# Exercise data:
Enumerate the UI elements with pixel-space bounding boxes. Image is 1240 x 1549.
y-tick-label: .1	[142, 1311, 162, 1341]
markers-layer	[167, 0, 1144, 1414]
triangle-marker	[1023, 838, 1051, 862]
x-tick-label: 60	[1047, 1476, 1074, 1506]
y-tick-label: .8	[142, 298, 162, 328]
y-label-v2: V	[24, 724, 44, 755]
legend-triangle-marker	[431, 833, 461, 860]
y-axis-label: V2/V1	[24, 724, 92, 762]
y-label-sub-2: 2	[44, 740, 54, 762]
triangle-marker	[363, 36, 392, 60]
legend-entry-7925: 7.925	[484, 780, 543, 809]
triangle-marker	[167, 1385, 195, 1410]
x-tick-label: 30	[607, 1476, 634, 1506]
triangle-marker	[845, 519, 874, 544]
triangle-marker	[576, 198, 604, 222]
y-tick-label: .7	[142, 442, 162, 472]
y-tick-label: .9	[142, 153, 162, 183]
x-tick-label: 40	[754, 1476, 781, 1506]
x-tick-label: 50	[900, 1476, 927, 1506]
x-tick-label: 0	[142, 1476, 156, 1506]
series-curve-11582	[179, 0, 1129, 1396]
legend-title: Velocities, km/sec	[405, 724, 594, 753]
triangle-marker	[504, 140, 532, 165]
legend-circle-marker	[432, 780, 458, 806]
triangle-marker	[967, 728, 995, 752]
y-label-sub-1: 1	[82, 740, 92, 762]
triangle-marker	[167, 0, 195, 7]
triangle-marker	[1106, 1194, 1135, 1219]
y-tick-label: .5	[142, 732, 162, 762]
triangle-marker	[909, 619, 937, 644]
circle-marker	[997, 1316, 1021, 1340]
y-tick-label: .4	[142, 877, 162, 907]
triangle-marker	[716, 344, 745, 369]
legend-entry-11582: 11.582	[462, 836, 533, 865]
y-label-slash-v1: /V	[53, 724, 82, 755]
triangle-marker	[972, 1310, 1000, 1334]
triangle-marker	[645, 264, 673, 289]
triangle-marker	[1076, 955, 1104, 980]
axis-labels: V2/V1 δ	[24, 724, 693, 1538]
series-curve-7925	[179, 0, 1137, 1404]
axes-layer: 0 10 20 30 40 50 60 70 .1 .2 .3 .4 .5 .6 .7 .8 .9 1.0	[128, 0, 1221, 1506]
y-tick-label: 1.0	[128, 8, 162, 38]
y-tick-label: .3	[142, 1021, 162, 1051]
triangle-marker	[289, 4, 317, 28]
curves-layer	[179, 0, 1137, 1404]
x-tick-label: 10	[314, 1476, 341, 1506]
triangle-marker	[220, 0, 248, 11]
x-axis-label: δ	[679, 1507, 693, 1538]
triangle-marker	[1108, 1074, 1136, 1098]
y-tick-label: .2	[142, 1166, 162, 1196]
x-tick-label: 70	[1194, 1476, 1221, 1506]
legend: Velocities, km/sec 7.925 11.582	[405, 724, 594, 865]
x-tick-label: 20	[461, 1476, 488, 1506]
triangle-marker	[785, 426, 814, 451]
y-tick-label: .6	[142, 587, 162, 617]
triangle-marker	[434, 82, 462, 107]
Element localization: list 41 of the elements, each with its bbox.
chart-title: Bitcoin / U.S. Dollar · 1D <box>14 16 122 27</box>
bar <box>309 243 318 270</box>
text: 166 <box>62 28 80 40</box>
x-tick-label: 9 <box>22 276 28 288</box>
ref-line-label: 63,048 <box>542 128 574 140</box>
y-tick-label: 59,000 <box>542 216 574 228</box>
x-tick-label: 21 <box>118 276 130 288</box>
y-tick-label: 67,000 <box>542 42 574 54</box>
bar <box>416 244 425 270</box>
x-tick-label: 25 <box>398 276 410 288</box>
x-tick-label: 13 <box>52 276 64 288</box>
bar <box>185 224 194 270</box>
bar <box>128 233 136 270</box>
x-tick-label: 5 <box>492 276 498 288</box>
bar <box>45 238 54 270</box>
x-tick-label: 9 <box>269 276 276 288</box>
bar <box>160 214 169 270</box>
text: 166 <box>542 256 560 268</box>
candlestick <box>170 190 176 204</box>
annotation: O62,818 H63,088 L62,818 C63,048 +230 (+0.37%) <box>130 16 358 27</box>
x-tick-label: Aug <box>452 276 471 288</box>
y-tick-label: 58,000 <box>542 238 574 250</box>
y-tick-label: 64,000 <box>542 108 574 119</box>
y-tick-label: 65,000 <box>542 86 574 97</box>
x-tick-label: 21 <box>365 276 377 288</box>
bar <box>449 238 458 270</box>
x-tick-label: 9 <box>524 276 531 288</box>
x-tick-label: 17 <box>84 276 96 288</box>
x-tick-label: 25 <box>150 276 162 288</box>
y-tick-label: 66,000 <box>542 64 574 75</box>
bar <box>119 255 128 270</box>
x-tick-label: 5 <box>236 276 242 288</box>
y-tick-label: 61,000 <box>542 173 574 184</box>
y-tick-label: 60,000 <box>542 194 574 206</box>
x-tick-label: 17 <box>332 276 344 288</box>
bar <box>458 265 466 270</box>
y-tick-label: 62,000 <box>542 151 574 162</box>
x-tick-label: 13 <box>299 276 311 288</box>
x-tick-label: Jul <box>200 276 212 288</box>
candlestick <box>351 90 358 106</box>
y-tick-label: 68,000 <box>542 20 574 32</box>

# Exercise requirements:
Can you quote the items word for word, starting at the first line and ending at the line that contains "198, 604, 222]", with both of those lines included?

# Reply to the task:
Enumerate the UI elements with pixel-space bounding boxes. Image is 1240 x 1549.
y-tick-label: .1	[142, 1311, 162, 1341]
markers-layer	[167, 0, 1144, 1414]
triangle-marker	[1023, 838, 1051, 862]
x-tick-label: 60	[1047, 1476, 1074, 1506]
y-tick-label: .8	[142, 298, 162, 328]
y-label-v2: V	[24, 724, 44, 755]
legend-triangle-marker	[431, 833, 461, 860]
y-axis-label: V2/V1	[24, 724, 92, 762]
y-label-sub-2: 2	[44, 740, 54, 762]
triangle-marker	[363, 36, 392, 60]
legend-entry-7925: 7.925	[484, 780, 543, 809]
triangle-marker	[167, 1385, 195, 1410]
x-tick-label: 30	[607, 1476, 634, 1506]
triangle-marker	[845, 519, 874, 544]
triangle-marker	[576, 198, 604, 222]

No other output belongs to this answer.